GIVEN INFORMATION:
==========

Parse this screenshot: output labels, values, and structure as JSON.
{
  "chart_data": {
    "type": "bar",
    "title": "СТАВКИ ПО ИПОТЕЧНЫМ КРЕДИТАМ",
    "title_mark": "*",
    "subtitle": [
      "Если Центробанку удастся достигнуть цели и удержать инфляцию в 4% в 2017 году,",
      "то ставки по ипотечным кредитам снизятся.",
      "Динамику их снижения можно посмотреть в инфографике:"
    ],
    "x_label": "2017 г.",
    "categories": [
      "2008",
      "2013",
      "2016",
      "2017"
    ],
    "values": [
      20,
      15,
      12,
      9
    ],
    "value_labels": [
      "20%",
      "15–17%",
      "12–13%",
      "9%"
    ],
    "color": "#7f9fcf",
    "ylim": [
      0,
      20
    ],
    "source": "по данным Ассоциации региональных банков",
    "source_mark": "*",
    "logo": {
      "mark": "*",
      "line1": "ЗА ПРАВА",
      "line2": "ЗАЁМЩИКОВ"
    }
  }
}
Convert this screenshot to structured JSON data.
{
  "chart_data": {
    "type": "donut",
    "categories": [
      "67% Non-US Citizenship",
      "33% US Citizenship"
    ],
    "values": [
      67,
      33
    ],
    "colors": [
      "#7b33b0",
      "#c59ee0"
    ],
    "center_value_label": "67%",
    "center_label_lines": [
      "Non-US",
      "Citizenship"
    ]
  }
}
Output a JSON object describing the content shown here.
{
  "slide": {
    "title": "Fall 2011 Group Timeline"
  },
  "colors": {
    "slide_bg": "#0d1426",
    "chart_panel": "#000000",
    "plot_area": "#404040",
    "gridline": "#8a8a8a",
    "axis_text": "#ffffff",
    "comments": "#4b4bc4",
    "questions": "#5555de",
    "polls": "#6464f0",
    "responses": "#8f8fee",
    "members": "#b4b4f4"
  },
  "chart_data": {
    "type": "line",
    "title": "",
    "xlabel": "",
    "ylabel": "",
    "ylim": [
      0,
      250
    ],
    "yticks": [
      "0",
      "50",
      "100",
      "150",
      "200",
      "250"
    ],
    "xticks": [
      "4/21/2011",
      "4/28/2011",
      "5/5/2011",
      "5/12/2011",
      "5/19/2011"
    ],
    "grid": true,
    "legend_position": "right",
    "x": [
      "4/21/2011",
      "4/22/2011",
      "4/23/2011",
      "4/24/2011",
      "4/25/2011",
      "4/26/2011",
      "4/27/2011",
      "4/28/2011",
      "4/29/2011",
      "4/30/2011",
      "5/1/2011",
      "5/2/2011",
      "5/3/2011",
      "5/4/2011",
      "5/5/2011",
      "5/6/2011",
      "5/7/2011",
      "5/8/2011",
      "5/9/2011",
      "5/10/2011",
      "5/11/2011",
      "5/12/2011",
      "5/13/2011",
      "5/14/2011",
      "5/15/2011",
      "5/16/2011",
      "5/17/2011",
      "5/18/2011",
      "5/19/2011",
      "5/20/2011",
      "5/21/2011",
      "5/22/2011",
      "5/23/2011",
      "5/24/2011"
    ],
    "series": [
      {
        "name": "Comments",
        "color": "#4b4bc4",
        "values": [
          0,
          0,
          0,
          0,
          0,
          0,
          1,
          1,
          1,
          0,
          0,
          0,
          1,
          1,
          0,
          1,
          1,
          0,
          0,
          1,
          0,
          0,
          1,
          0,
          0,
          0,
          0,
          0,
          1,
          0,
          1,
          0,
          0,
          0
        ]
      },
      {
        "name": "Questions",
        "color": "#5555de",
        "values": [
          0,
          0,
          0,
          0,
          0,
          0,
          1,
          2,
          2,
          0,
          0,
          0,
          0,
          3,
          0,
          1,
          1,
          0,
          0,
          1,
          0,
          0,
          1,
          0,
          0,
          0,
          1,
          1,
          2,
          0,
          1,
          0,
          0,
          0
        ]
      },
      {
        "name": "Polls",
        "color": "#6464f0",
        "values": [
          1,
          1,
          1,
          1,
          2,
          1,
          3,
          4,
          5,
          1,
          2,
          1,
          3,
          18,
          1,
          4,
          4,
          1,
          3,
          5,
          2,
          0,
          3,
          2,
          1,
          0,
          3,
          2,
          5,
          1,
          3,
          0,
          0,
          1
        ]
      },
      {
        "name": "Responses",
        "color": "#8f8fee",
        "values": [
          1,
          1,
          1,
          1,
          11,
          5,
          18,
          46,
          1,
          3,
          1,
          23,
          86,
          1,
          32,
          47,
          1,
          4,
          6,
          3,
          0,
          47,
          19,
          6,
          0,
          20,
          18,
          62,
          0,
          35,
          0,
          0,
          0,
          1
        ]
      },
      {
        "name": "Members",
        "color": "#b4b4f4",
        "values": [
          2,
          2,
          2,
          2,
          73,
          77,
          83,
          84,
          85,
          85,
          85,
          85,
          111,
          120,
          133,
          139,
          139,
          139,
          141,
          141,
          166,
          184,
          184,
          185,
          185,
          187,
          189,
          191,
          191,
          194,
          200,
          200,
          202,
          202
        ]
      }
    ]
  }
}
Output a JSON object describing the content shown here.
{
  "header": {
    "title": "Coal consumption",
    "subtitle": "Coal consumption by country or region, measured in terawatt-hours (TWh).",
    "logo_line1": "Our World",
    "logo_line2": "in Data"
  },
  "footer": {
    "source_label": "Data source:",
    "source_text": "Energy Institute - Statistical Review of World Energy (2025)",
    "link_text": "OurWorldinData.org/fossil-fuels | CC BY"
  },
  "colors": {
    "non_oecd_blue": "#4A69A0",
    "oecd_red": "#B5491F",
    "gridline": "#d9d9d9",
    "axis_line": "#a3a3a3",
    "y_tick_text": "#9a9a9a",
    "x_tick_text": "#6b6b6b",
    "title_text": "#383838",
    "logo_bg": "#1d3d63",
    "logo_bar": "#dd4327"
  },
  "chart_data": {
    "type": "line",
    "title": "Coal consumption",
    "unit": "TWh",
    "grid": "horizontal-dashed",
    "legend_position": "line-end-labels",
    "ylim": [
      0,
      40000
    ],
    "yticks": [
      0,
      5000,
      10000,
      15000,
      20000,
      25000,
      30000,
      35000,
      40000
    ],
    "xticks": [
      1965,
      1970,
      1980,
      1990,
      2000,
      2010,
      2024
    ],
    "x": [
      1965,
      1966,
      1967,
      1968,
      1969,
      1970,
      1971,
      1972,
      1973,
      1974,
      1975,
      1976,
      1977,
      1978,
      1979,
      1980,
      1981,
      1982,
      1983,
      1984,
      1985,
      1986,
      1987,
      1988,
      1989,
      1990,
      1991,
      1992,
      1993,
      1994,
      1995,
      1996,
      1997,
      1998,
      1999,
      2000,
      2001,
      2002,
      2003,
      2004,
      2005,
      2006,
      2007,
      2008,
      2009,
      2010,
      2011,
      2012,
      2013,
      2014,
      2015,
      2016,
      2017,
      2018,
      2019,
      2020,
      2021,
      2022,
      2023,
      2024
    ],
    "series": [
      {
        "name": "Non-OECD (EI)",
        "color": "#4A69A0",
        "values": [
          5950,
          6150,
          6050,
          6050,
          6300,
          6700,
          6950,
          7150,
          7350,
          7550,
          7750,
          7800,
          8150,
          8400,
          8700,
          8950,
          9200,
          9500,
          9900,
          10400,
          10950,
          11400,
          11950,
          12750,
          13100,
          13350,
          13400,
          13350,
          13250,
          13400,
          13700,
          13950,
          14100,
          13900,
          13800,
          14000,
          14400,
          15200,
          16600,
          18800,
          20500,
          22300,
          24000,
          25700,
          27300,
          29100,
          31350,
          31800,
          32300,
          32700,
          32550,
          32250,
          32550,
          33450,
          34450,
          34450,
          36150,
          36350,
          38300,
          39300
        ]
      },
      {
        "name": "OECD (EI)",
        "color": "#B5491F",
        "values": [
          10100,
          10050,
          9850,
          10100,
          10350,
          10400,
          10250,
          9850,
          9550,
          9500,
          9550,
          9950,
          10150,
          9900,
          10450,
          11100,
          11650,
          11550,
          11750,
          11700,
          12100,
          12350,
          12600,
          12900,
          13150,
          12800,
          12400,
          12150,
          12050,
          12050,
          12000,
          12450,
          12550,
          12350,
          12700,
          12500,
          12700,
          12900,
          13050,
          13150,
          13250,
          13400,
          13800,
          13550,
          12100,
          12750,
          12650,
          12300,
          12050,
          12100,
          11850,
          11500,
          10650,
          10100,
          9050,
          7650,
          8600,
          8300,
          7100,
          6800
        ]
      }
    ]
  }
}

==========

PROBLEM TO SOLVE: Count the lines that hold the string "JSON" and state that number alone.

REPLY TO THE EXERCISE: 4